Stored data:
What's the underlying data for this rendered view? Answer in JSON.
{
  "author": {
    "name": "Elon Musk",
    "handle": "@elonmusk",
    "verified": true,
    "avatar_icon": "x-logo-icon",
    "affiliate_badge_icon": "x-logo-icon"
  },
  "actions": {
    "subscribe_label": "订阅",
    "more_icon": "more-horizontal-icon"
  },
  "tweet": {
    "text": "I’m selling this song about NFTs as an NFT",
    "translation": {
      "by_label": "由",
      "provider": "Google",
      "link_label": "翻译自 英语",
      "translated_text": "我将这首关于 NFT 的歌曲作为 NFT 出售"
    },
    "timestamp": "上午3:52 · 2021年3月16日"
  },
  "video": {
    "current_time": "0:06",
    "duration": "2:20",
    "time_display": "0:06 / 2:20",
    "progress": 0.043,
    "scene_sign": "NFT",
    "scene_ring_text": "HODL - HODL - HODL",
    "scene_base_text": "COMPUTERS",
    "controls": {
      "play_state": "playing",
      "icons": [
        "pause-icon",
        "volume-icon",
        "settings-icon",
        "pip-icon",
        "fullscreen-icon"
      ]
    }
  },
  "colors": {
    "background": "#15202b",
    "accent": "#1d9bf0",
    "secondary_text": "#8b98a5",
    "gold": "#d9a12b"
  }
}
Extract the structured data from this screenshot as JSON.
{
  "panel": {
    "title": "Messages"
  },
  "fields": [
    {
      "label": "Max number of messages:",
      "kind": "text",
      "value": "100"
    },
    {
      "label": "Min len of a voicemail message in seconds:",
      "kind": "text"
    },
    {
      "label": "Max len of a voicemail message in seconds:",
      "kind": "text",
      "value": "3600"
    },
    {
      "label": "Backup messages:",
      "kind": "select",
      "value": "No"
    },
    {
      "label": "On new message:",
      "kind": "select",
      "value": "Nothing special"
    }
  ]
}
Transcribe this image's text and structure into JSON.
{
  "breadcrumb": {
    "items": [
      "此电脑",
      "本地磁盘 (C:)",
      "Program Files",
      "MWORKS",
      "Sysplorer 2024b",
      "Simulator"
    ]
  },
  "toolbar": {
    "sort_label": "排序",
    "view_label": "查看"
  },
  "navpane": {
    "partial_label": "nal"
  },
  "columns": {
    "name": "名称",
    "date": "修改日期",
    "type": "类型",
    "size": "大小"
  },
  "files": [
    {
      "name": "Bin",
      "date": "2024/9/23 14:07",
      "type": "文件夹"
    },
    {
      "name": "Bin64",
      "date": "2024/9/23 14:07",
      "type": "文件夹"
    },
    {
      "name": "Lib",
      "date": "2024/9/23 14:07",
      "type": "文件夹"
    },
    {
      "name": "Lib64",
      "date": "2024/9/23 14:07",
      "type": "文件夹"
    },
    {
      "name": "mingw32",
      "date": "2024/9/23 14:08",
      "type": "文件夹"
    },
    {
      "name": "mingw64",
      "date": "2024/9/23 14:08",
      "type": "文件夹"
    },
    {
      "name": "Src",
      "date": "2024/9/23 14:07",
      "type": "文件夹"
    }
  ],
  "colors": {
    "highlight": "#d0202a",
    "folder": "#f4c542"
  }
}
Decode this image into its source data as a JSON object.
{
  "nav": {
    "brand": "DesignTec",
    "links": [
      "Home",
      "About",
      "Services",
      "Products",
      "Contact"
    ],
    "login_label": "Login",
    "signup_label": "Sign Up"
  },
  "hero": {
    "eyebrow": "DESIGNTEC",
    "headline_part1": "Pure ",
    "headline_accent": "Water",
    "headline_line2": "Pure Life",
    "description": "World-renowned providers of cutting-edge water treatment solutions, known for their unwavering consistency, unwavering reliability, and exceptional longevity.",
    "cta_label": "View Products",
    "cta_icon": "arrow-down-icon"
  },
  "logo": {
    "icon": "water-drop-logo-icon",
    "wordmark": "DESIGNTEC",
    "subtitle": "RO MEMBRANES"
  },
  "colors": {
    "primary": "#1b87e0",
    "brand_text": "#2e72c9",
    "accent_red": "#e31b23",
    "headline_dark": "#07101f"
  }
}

*Exercise*: State the number of lines above that hold the string "JSON", with nothing added.

*Written answer*: 4